## Brief
Rewrite everything from the row containing "candle-body — [453, 271, 456, 283]" down to the row containing "volume-bar-buy — [130, 157, 134, 159]", substituting "price-label" for "y-tick-label" and leaving the rest unchanged.

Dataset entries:
# # # # #

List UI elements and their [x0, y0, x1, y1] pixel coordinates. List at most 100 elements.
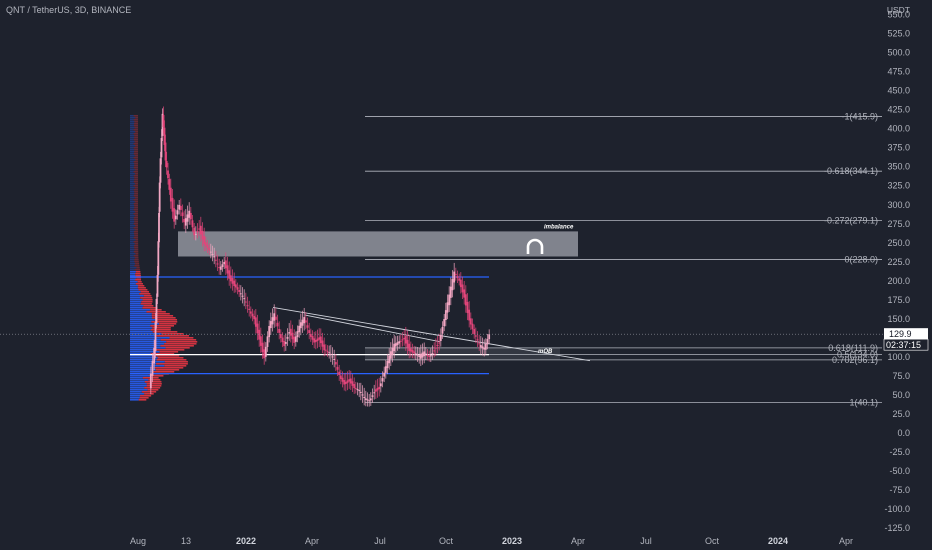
candle-body — [453, 271, 456, 283]
candle-body — [441, 326, 444, 334]
candle-body — [206, 245, 209, 249]
zones: imbalance mOB — [178, 224, 578, 360]
y-tick-label: 550.0 — [887, 10, 910, 20]
y-tick-label: 50.0 — [892, 390, 910, 400]
volume-bar-buy — [130, 207, 135, 209]
volume-bar-buy — [130, 157, 134, 159]
volume-bar-sell — [134, 205, 139, 207]
volume-bar-sell — [134, 149, 138, 151]
candle-body — [371, 395, 374, 397]
candle-body — [256, 323, 259, 334]
candle-body — [203, 236, 206, 245]
volume-bar-buy — [130, 387, 145, 389]
volume-bar-sell — [134, 121, 138, 123]
volume-bar-buy — [130, 153, 134, 155]
volume-bar-sell — [133, 185, 139, 187]
imbalance-label: imbalance — [544, 224, 574, 230]
volume-bar-sell — [151, 321, 178, 323]
volume-bar-sell — [135, 131, 138, 133]
volume-bar-buy — [130, 369, 156, 371]
volume-bar-sell — [136, 267, 140, 269]
volume-bar-sell — [156, 335, 190, 337]
volume-bar-buy — [130, 277, 137, 279]
volume-bar-buy — [130, 205, 135, 207]
volume-bar-buy — [130, 219, 135, 221]
candle-body — [176, 210, 179, 215]
candle-body — [311, 336, 314, 340]
magnet-icon[interactable] — [526, 238, 544, 254]
candle-body — [329, 353, 332, 355]
candle-body — [459, 279, 462, 288]
volume-bar-sell — [135, 271, 141, 273]
volume-bar-sell — [144, 381, 162, 383]
volume-bar-buy — [130, 145, 136, 147]
candle-body — [374, 389, 377, 392]
candle-body — [299, 322, 302, 329]
volume-bar-sell — [135, 273, 141, 275]
volume-bar-sell — [141, 301, 153, 303]
volume-bar-sell — [134, 215, 139, 217]
volume-bar-buy — [130, 117, 136, 119]
candle-body — [331, 356, 334, 358]
volume-bar-sell — [133, 161, 138, 163]
candle-body — [208, 247, 211, 251]
candle-body — [389, 351, 392, 359]
volume-bar-sell — [134, 197, 139, 199]
volume-bar-sell — [135, 263, 140, 265]
candle-body — [249, 311, 252, 314]
candle-body — [266, 336, 269, 347]
candle-body — [171, 197, 174, 212]
volume-bar-buy — [130, 319, 158, 321]
volume-bar-buy — [130, 309, 151, 311]
volume-bar-sell — [134, 257, 139, 259]
volume-bar-buy — [130, 241, 134, 243]
candle-body — [419, 353, 422, 359]
volume-bar-buy — [130, 247, 135, 249]
candle-body — [379, 383, 382, 387]
candle-body — [386, 360, 389, 369]
volume-bar-sell — [134, 229, 139, 231]
candle-body — [284, 342, 287, 344]
volume-bar-buy — [130, 121, 135, 123]
volume-bar-sell — [133, 157, 138, 159]
candle-body — [409, 348, 412, 352]
candle-body — [444, 310, 447, 320]
volume-bar-sell — [150, 325, 175, 327]
candle-body — [181, 212, 184, 217]
candle-body — [158, 212, 160, 243]
volume-bar-buy — [130, 235, 135, 237]
candle-body — [233, 280, 236, 287]
candle-body — [359, 391, 362, 393]
volume-bar-sell — [134, 247, 139, 249]
volume-bar-buy — [130, 359, 157, 361]
volume-bar-buy — [130, 167, 134, 169]
candle-body — [254, 317, 257, 327]
volume-bar-sell — [133, 255, 139, 257]
volume-bar-sell — [133, 167, 138, 169]
volume-bar-buy — [130, 255, 134, 257]
volume-bar-sell — [139, 293, 151, 295]
candle-body — [443, 319, 446, 327]
volume-bar-buy — [130, 169, 135, 171]
candle-body — [246, 305, 249, 307]
x-tick-label: 13 — [181, 536, 191, 546]
volume-bar-buy — [130, 203, 134, 205]
volume-bar-sell — [133, 119, 138, 121]
volume-bar-buy — [130, 323, 160, 325]
volume-bar-buy — [130, 175, 134, 177]
y-tick-label: 250.0 — [887, 238, 910, 248]
candle-body — [194, 233, 197, 235]
y-tick-label: 375.0 — [887, 143, 910, 153]
candle-body — [484, 343, 487, 350]
volume-bar-buy — [130, 343, 165, 345]
candle-body — [414, 353, 417, 355]
volume-bar-buy — [130, 221, 135, 223]
volume-bar-buy — [130, 187, 135, 189]
candle-body — [381, 378, 384, 382]
volume-bar-buy — [130, 237, 134, 239]
candle-body — [276, 322, 279, 327]
volume-bar-buy — [130, 131, 136, 133]
candle-body — [411, 349, 414, 353]
volume-bar-sell — [147, 389, 159, 391]
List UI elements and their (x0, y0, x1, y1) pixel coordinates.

# # # # #

## Written answer
candle-body — [453, 271, 456, 283]
candle-body — [441, 326, 444, 334]
candle-body — [206, 245, 209, 249]
zones: imbalance mOB — [178, 224, 578, 360]
price-label: 550.0 — [887, 10, 910, 20]
price-label: 50.0 — [892, 390, 910, 400]
volume-bar-buy — [130, 207, 135, 209]
volume-bar-buy — [130, 157, 134, 159]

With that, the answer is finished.